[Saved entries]
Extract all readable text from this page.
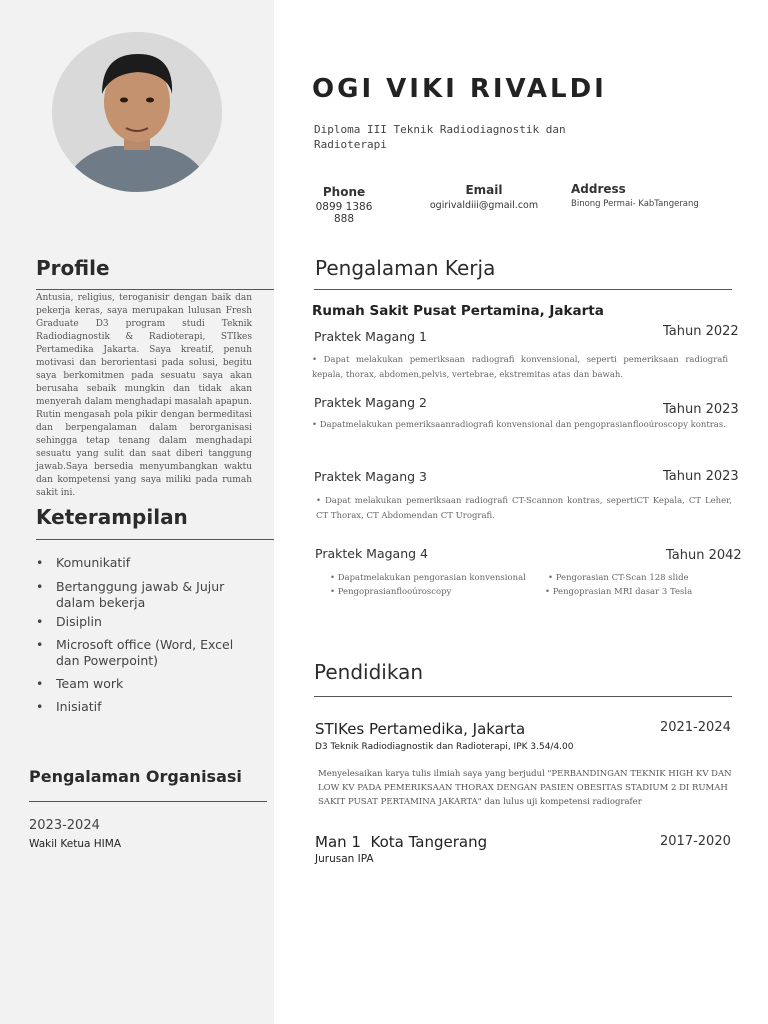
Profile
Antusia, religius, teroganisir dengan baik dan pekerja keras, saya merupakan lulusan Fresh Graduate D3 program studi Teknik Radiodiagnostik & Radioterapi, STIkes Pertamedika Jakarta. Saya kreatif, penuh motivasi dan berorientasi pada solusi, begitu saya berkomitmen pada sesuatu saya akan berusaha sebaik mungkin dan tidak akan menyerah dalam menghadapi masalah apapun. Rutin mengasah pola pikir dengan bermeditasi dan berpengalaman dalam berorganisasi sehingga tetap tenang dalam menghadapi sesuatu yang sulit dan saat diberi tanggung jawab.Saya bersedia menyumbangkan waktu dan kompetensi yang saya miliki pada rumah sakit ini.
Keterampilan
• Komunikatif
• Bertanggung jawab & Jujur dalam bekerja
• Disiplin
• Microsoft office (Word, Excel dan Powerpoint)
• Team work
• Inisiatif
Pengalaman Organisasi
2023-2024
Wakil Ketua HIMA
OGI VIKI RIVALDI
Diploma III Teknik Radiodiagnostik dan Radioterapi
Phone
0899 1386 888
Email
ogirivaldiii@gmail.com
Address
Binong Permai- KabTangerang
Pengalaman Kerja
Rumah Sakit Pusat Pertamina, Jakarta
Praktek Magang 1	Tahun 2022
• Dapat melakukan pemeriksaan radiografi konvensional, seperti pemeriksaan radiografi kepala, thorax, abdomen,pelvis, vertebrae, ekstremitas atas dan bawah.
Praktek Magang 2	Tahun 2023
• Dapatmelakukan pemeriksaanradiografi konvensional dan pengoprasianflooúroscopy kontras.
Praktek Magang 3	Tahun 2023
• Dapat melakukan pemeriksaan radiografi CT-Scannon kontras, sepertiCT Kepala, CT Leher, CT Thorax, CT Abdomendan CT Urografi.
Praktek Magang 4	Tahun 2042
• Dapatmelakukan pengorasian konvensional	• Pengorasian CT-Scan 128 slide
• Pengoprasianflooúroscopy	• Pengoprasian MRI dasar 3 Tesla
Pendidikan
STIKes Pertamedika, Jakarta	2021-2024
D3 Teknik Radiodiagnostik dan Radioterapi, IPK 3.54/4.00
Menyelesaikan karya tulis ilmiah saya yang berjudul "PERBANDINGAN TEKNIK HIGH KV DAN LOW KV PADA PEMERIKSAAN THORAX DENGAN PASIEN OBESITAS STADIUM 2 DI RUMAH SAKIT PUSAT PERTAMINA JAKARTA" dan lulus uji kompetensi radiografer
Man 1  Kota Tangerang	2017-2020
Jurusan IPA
* * *
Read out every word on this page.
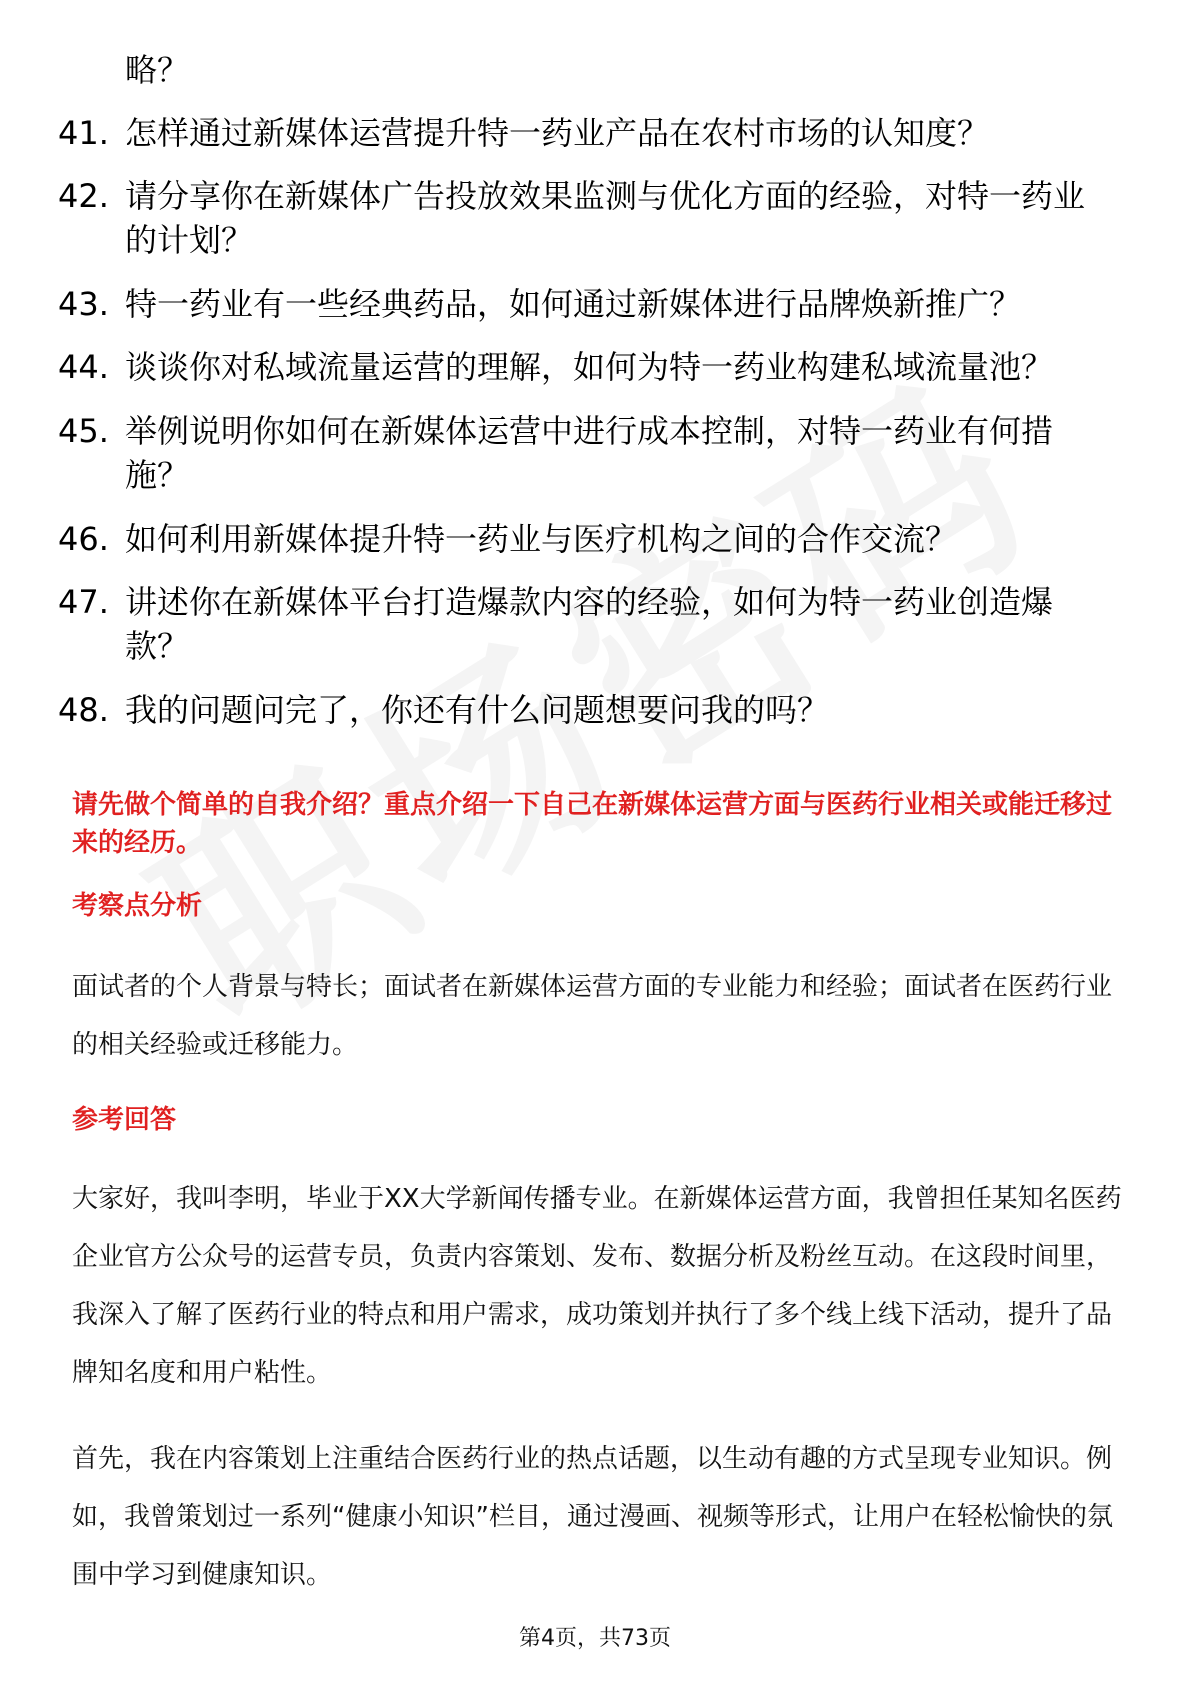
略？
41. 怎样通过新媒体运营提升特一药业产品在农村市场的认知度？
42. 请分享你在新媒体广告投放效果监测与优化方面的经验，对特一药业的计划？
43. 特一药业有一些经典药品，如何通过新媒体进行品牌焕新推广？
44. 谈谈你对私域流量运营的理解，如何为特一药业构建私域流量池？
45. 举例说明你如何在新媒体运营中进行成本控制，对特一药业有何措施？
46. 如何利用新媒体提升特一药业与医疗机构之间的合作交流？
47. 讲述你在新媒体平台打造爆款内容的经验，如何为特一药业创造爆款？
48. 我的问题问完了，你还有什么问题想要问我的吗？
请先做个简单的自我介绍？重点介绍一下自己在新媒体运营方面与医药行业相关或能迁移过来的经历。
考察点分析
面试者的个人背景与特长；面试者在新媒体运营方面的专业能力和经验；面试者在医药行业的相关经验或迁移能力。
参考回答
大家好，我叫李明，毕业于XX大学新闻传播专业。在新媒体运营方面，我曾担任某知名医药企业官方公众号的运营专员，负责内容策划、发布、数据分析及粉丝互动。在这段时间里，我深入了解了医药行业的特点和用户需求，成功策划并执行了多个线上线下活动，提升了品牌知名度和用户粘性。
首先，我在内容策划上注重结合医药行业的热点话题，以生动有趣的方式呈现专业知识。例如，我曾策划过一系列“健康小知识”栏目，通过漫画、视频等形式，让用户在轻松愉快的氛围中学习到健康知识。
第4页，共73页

*WHAT THE TASK REQUIRES*
List each line holding the string "Pertamedika".

*EXERCISE RESULT*
Antusia, religius, teroganisir dengan baik dan pekerja keras, saya merupakan lulusan Fresh Graduate D3 program studi Teknik Radiodiagnostik & Radioterapi, STIkes Pertamedika Jakarta. Saya kreatif, penuh motivasi dan berorientasi pada solusi, begitu saya berkomitmen pada sesuatu saya akan berusaha sebaik mungkin dan tidak akan menyerah dalam menghadapi masalah apapun. Rutin mengasah pola pikir dengan bermeditasi dan berpengalaman dalam berorganisasi sehingga tetap tenang dalam menghadapi sesuatu yang sulit dan saat diberi tanggung jawab.Saya bersedia menyumbangkan waktu dan kompetensi yang saya miliki pada rumah sakit ini.
STIKes Pertamedika, Jakarta	2021-2024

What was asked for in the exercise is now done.